DATA TO USE:
# # # # # # #
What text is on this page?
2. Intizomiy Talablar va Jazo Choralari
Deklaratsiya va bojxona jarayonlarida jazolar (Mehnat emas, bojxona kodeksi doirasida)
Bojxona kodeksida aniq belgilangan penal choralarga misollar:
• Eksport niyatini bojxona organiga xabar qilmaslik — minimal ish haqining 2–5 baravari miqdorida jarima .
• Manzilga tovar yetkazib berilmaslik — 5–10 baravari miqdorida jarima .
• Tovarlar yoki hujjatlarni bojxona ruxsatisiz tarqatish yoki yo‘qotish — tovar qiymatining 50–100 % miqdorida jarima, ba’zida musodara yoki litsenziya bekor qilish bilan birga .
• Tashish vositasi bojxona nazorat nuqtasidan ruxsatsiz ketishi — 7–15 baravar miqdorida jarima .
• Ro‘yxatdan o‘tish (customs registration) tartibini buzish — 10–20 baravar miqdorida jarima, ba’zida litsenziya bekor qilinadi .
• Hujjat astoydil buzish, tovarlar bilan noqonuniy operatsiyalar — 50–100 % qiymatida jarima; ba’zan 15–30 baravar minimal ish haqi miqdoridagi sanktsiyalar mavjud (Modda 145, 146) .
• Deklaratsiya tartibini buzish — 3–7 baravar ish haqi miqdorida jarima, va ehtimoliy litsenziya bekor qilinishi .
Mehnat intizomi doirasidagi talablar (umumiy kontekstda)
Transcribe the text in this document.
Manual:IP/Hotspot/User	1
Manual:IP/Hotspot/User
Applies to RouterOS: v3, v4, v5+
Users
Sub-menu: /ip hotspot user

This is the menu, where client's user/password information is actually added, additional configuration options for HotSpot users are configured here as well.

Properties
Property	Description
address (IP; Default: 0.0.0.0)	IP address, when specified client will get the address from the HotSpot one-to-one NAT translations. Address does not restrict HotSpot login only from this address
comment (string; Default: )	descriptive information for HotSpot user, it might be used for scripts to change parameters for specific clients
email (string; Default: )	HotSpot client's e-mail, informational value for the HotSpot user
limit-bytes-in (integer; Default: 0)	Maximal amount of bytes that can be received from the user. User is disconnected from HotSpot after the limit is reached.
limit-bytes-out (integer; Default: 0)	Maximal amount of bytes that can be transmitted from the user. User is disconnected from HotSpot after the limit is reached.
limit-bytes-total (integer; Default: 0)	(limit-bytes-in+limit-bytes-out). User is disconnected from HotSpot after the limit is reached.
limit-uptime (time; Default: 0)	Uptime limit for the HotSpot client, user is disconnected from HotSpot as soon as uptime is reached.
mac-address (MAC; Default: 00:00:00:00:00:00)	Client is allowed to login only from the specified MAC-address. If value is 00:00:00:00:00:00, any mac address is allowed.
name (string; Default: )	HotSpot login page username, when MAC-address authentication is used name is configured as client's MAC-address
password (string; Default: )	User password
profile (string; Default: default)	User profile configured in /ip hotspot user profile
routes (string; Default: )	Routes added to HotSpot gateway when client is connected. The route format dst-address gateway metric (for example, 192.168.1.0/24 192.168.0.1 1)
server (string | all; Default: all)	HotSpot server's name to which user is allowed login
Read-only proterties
# # # # # # #
SET PROBLEM: Count how many lines of the data include the word "jarima". Your reply should be that number alone.

REPLY TO THE TASK: 7